(Exercise objective): Once the pictures are set aside, transcribe the remaining data exactly.

(Material for the task):
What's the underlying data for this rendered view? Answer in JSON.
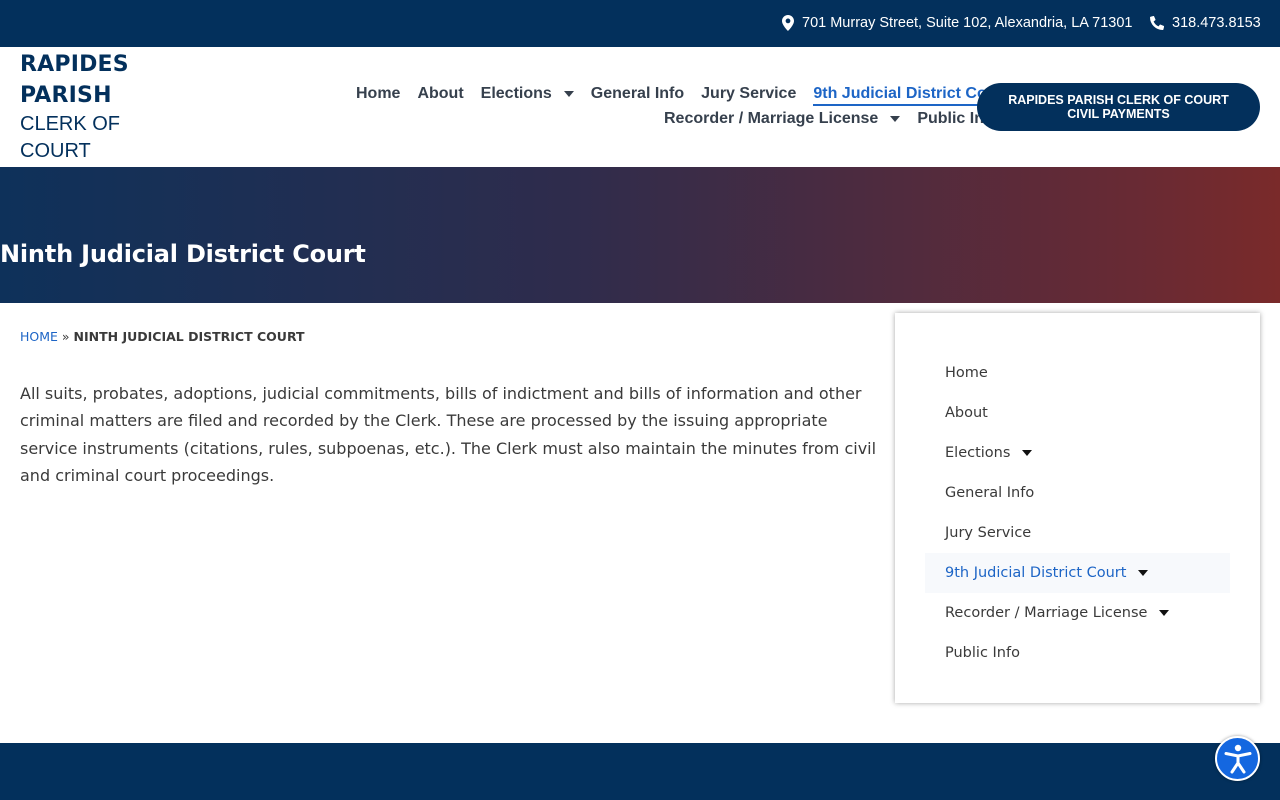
{
  "topbar": {
    "address": "701 Murray Street, Suite 102, Alexandria, LA 71301",
    "phone": "318.473.8153"
  },
  "logo": {
    "line1": "RAPIDES",
    "line2": "PARISH",
    "line3": "CLERK OF",
    "line4": "COURT"
  },
  "nav": {
    "home": "Home",
    "about": "About",
    "elections": "Elections",
    "general_info": "General Info",
    "jury_service": "Jury Service",
    "district_court": "9th Judicial District Court",
    "recorder": "Recorder / Marriage License",
    "public_info": "Public Info"
  },
  "pay_button": "RAPIDES PARISH CLERK OF COURT CIVIL PAYMENTS",
  "hero": {
    "title": "Ninth Judicial District Court"
  },
  "breadcrumb": {
    "home": "HOME",
    "separator": "»",
    "current": "NINTH JUDICIAL DISTRICT COURT"
  },
  "content": {
    "paragraph": "All suits, probates, adoptions, judicial commitments, bills of indictment and bills of information and other criminal matters are filed and recorded by the Clerk. These are processed by the issuing appropriate service instruments (citations, rules, subpoenas, etc.). The Clerk must also maintain the minutes from civil and criminal court proceedings."
  },
  "sidebar": {
    "items": [
      {
        "label": "Home"
      },
      {
        "label": "About"
      },
      {
        "label": "Elections"
      },
      {
        "label": "General Info"
      },
      {
        "label": "Jury Service"
      },
      {
        "label": "9th Judicial District Court"
      },
      {
        "label": "Recorder / Marriage License"
      },
      {
        "label": "Public Info"
      }
    ]
  },
  "colors": {
    "navy": "#03305c",
    "accent_blue": "#1d65c6",
    "hero_left": "#0e315a",
    "hero_right": "#7a2a2a"
  },
  "icons": {
    "address": "map-pin-icon",
    "phone": "phone-icon",
    "accessibility": "accessibility-icon"
  }
}
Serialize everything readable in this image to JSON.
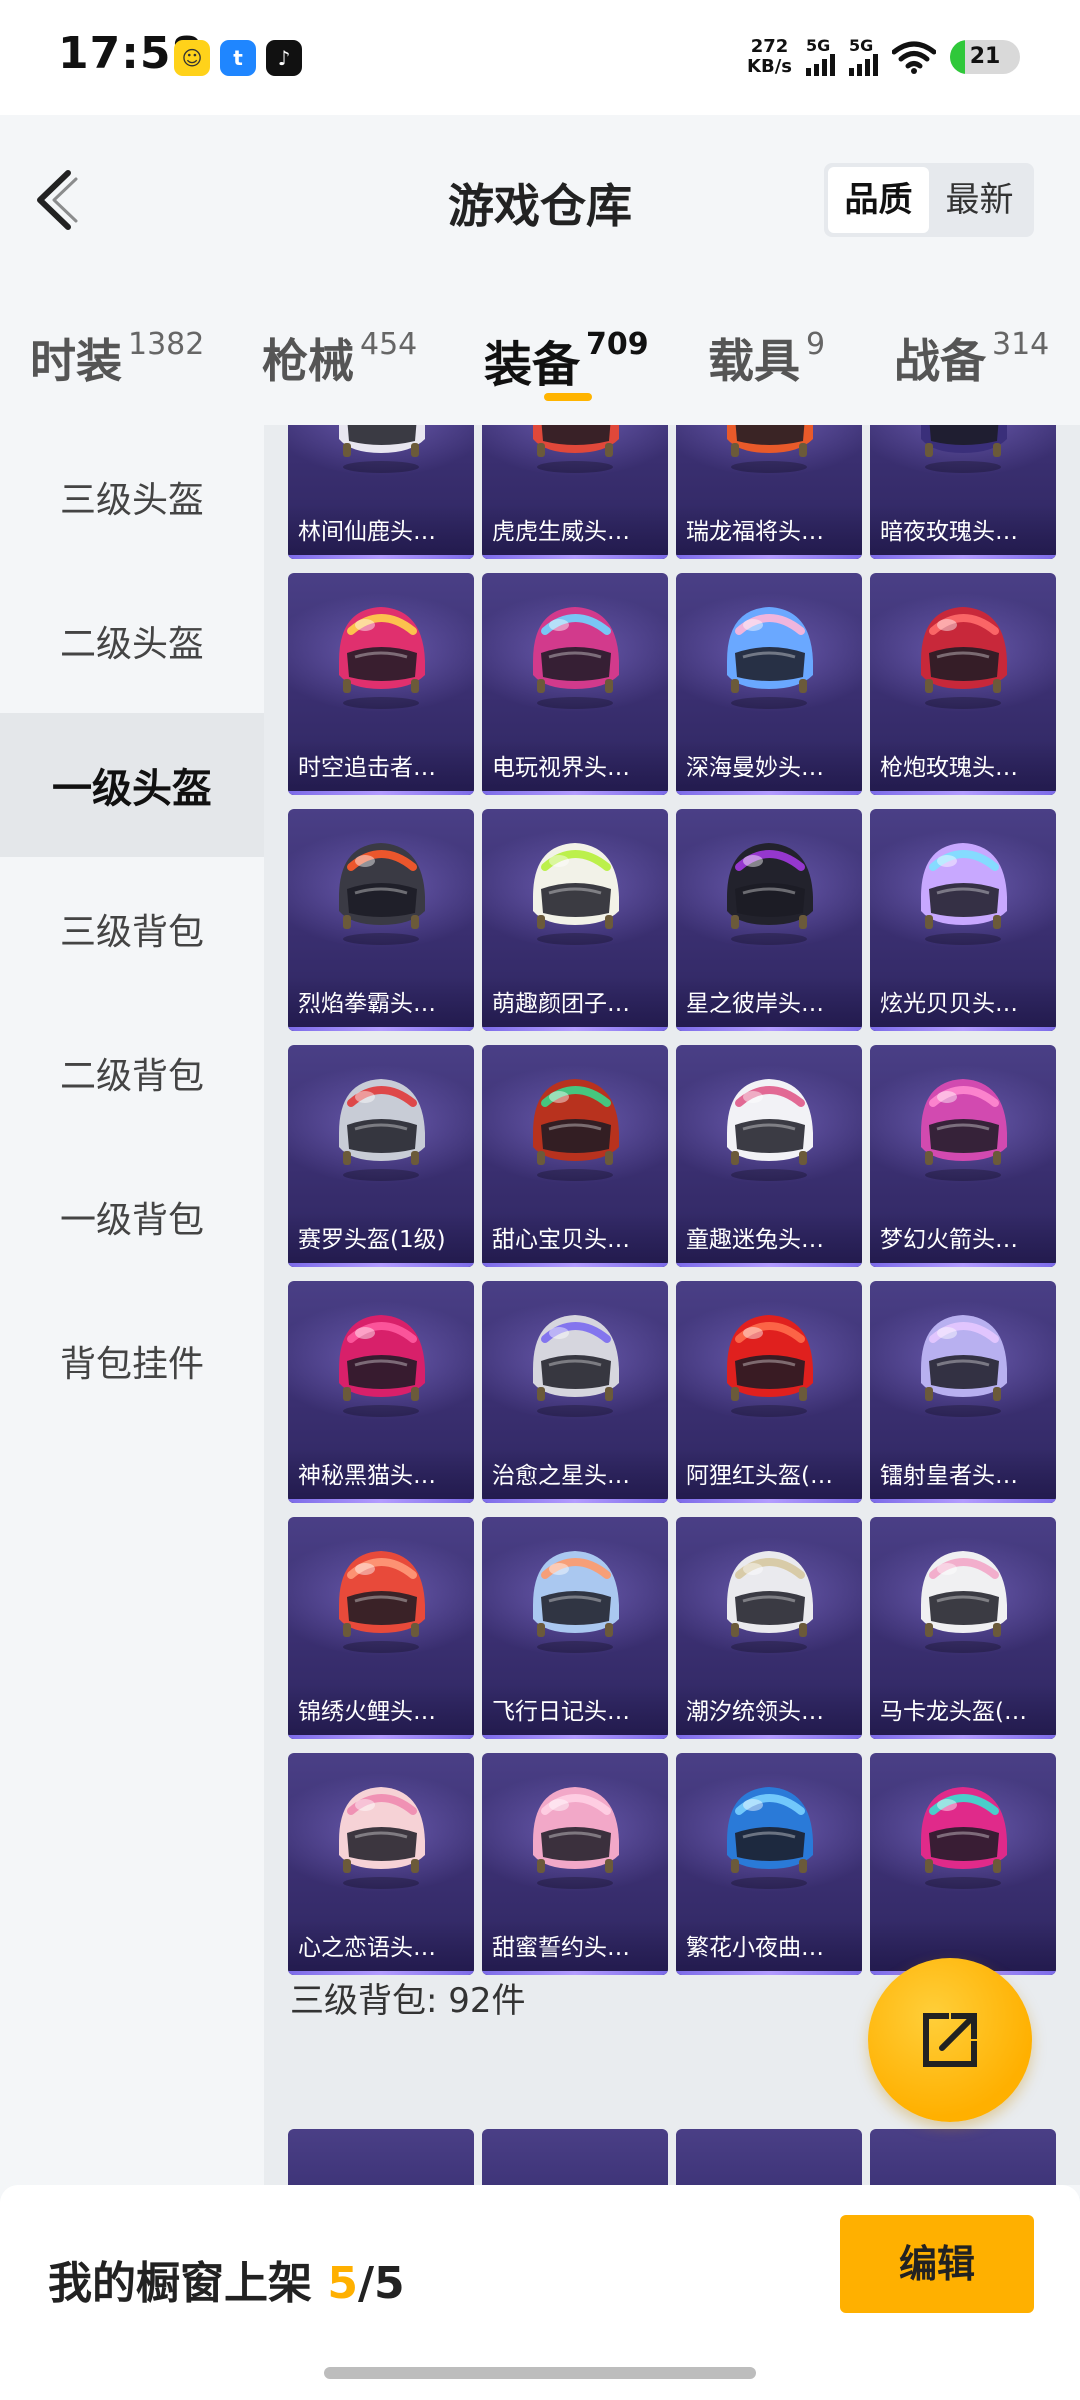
{
  "status_bar": {
    "time": "17:58",
    "speed_value": "272",
    "speed_unit": "KB/s",
    "signal1_label": "5G",
    "signal2_label": "5G",
    "battery_percent": "21",
    "apps": [
      {
        "icon": "app-yellow-icon",
        "color": "#ffd21a"
      },
      {
        "icon": "app-blue-icon",
        "color": "#1f86ff"
      },
      {
        "icon": "tiktok-icon",
        "color": "#111111"
      }
    ]
  },
  "header": {
    "title": "游戏仓库",
    "sort_options": [
      "品质",
      "最新"
    ],
    "sort_selected": "品质"
  },
  "categories": [
    {
      "name": "时装",
      "count": "1382"
    },
    {
      "name": "枪械",
      "count": "454"
    },
    {
      "name": "装备",
      "count": "709"
    },
    {
      "name": "载具",
      "count": "9"
    },
    {
      "name": "战备",
      "count": "314"
    }
  ],
  "active_category": "装备",
  "sidebar": {
    "items": [
      "三级头盔",
      "二级头盔",
      "一级头盔",
      "三级背包",
      "二级背包",
      "一级背包",
      "背包挂件"
    ],
    "active": "一级头盔"
  },
  "items": [
    {
      "label": "林间仙鹿头…",
      "color": "#e8e6f0",
      "accent": "#ff7fb0"
    },
    {
      "label": "虎虎生威头…",
      "color": "#e0483a",
      "accent": "#f3f0e8"
    },
    {
      "label": "瑞龙福将头…",
      "color": "#e85a2a",
      "accent": "#f6e9d8"
    },
    {
      "label": "暗夜玫瑰头…",
      "color": "#3a2f7a",
      "accent": "#9a7df0"
    },
    {
      "label": "时空追击者…",
      "color": "#e0306e",
      "accent": "#ffd34a"
    },
    {
      "label": "电玩视界头…",
      "color": "#d23a8c",
      "accent": "#6fd6ff"
    },
    {
      "label": "深海曼妙头…",
      "color": "#6aa8ff",
      "accent": "#ffb6d9"
    },
    {
      "label": "枪炮玫瑰头…",
      "color": "#c8283a",
      "accent": "#ff6b6b"
    },
    {
      "label": "烈焰拳霸头…",
      "color": "#3a3a44",
      "accent": "#ff5a2a"
    },
    {
      "label": "萌趣颜团子…",
      "color": "#f2f2e8",
      "accent": "#b6f03a"
    },
    {
      "label": "星之彼岸头…",
      "color": "#22222c",
      "accent": "#a23ae0"
    },
    {
      "label": "炫光贝贝头…",
      "color": "#c8a8ff",
      "accent": "#7de0ff"
    },
    {
      "label": "赛罗头盔(1级)",
      "color": "#c8ccd6",
      "accent": "#e03a3a"
    },
    {
      "label": "甜心宝贝头…",
      "color": "#b8321e",
      "accent": "#3ad68a"
    },
    {
      "label": "童趣迷兔头…",
      "color": "#f2f2f6",
      "accent": "#e05a8a"
    },
    {
      "label": "梦幻火箭头…",
      "color": "#d24ab0",
      "accent": "#ff8ad0"
    },
    {
      "label": "神秘黑猫头…",
      "color": "#d8206a",
      "accent": "#ff5aa0"
    },
    {
      "label": "治愈之星头…",
      "color": "#d6d6de",
      "accent": "#7a6af0"
    },
    {
      "label": "阿狸红头盔(…",
      "color": "#e0201e",
      "accent": "#ff6b4a"
    },
    {
      "label": "镭射皇者头…",
      "color": "#b8b0f0",
      "accent": "#e6c8ff"
    },
    {
      "label": "锦绣火鲤头…",
      "color": "#e84a3a",
      "accent": "#ff9a7a"
    },
    {
      "label": "飞行日记头…",
      "color": "#aac8f0",
      "accent": "#ff9a6a"
    },
    {
      "label": "潮汐统领头…",
      "color": "#eaeaee",
      "accent": "#d6c8a0"
    },
    {
      "label": "马卡龙头盔(…",
      "color": "#f0f0f2",
      "accent": "#f2a6c8"
    },
    {
      "label": "心之恋语头…",
      "color": "#f6d2d6",
      "accent": "#f08ab0"
    },
    {
      "label": "甜蜜誓约头…",
      "color": "#f2a8c8",
      "accent": "#ffd0e4"
    },
    {
      "label": "繁花小夜曲…",
      "color": "#2a7ad8",
      "accent": "#7ad0ff"
    },
    {
      "label": "",
      "color": "#e02a8a",
      "accent": "#3ae0d0"
    }
  ],
  "section_title": "三级背包: 92件",
  "bottom_bar": {
    "shelf_label": "我的橱窗上架",
    "shelf_used": "5",
    "shelf_total": "/5",
    "edit_label": "编辑"
  }
}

(Written solution):
What's the underlying data for this rendered view? Answer in JSON.
{
  "topbar": {
    "address": "701 Murray Street, Suite 102, Alexandria, LA 71301",
    "phone": "318.473.8153"
  },
  "logo": {
    "line1": "RAPIDES",
    "line2": "PARISH",
    "line3": "CLERK OF",
    "line4": "COURT"
  },
  "nav": {
    "home": "Home",
    "about": "About",
    "elections": "Elections",
    "general_info": "General Info",
    "jury_service": "Jury Service",
    "district_court": "9th Judicial District Court",
    "recorder": "Recorder / Marriage License",
    "public_info": "Public Info"
  },
  "pay_button": "RAPIDES PARISH CLERK OF COURT CIVIL PAYMENTS",
  "hero": {
    "title": "Ninth Judicial District Court"
  },
  "breadcrumb": {
    "home": "HOME",
    "separator": "»",
    "current": "NINTH JUDICIAL DISTRICT COURT"
  },
  "content": {
    "paragraph": "All suits, probates, adoptions, judicial commitments, bills of indictment and bills of information and other criminal matters are filed and recorded by the Clerk. These are processed by the issuing appropriate service instruments (citations, rules, subpoenas, etc.). The Clerk must also maintain the minutes from civil and criminal court proceedings."
  },
  "sidebar": {
    "items": [
      {
        "label": "Home"
      },
      {
        "label": "About"
      },
      {
        "label": "Elections"
      },
      {
        "label": "General Info"
      },
      {
        "label": "Jury Service"
      },
      {
        "label": "9th Judicial District Court"
      },
      {
        "label": "Recorder / Marriage License"
      },
      {
        "label": "Public Info"
      }
    ]
  },
  "colors": {
    "navy": "#03305c",
    "accent_blue": "#1d65c6",
    "hero_left": "#0e315a",
    "hero_right": "#7a2a2a"
  },
  "icons": {
    "address": "map-pin-icon",
    "phone": "phone-icon",
    "accessibility": "accessibility-icon"
  }
}
Serialize everything readable in this image to JSON.
{
  "status_bar": {
    "time": "17:58",
    "speed_value": "272",
    "speed_unit": "KB/s",
    "signal1_label": "5G",
    "signal2_label": "5G",
    "battery_percent": "21",
    "apps": [
      {
        "icon": "app-yellow-icon",
        "color": "#ffd21a"
      },
      {
        "icon": "app-blue-icon",
        "color": "#1f86ff"
      },
      {
        "icon": "tiktok-icon",
        "color": "#111111"
      }
    ]
  },
  "header": {
    "title": "游戏仓库",
    "sort_options": [
      "品质",
      "最新"
    ],
    "sort_selected": "品质"
  },
  "categories": [
    {
      "name": "时装",
      "count": "1382"
    },
    {
      "name": "枪械",
      "count": "454"
    },
    {
      "name": "装备",
      "count": "709"
    },
    {
      "name": "载具",
      "count": "9"
    },
    {
      "name": "战备",
      "count": "314"
    }
  ],
  "active_category": "装备",
  "sidebar": {
    "items": [
      "三级头盔",
      "二级头盔",
      "一级头盔",
      "三级背包",
      "二级背包",
      "一级背包",
      "背包挂件"
    ],
    "active": "一级头盔"
  },
  "items": [
    {
      "label": "林间仙鹿头…",
      "color": "#e8e6f0",
      "accent": "#ff7fb0"
    },
    {
      "label": "虎虎生威头…",
      "color": "#e0483a",
      "accent": "#f3f0e8"
    },
    {
      "label": "瑞龙福将头…",
      "color": "#e85a2a",
      "accent": "#f6e9d8"
    },
    {
      "label": "暗夜玫瑰头…",
      "color": "#3a2f7a",
      "accent": "#9a7df0"
    },
    {
      "label": "时空追击者…",
      "color": "#e0306e",
      "accent": "#ffd34a"
    },
    {
      "label": "电玩视界头…",
      "color": "#d23a8c",
      "accent": "#6fd6ff"
    },
    {
      "label": "深海曼妙头…",
      "color": "#6aa8ff",
      "accent": "#ffb6d9"
    },
    {
      "label": "枪炮玫瑰头…",
      "color": "#c8283a",
      "accent": "#ff6b6b"
    },
    {
      "label": "烈焰拳霸头…",
      "color": "#3a3a44",
      "accent": "#ff5a2a"
    },
    {
      "label": "萌趣颜团子…",
      "color": "#f2f2e8",
      "accent": "#b6f03a"
    },
    {
      "label": "星之彼岸头…",
      "color": "#22222c",
      "accent": "#a23ae0"
    },
    {
      "label": "炫光贝贝头…",
      "color": "#c8a8ff",
      "accent": "#7de0ff"
    },
    {
      "label": "赛罗头盔(1级)",
      "color": "#c8ccd6",
      "accent": "#e03a3a"
    },
    {
      "label": "甜心宝贝头…",
      "color": "#b8321e",
      "accent": "#3ad68a"
    },
    {
      "label": "童趣迷兔头…",
      "color": "#f2f2f6",
      "accent": "#e05a8a"
    },
    {
      "label": "梦幻火箭头…",
      "color": "#d24ab0",
      "accent": "#ff8ad0"
    },
    {
      "label": "神秘黑猫头…",
      "color": "#d8206a",
      "accent": "#ff5aa0"
    },
    {
      "label": "治愈之星头…",
      "color": "#d6d6de",
      "accent": "#7a6af0"
    },
    {
      "label": "阿狸红头盔(…",
      "color": "#e0201e",
      "accent": "#ff6b4a"
    },
    {
      "label": "镭射皇者头…",
      "color": "#b8b0f0",
      "accent": "#e6c8ff"
    },
    {
      "label": "锦绣火鲤头…",
      "color": "#e84a3a",
      "accent": "#ff9a7a"
    },
    {
      "label": "飞行日记头…",
      "color": "#aac8f0",
      "accent": "#ff9a6a"
    },
    {
      "label": "潮汐统领头…",
      "color": "#eaeaee",
      "accent": "#d6c8a0"
    },
    {
      "label": "马卡龙头盔(…",
      "color": "#f0f0f2",
      "accent": "#f2a6c8"
    },
    {
      "label": "心之恋语头…",
      "color": "#f6d2d6",
      "accent": "#f08ab0"
    },
    {
      "label": "甜蜜誓约头…",
      "color": "#f2a8c8",
      "accent": "#ffd0e4"
    },
    {
      "label": "繁花小夜曲…",
      "color": "#2a7ad8",
      "accent": "#7ad0ff"
    },
    {
      "label": "",
      "color": "#e02a8a",
      "accent": "#3ae0d0"
    }
  ],
  "section_title": "三级背包: 92件",
  "bottom_bar": {
    "shelf_label": "我的橱窗上架",
    "shelf_used": "5",
    "shelf_total": "/5",
    "edit_label": "编辑"
  }
}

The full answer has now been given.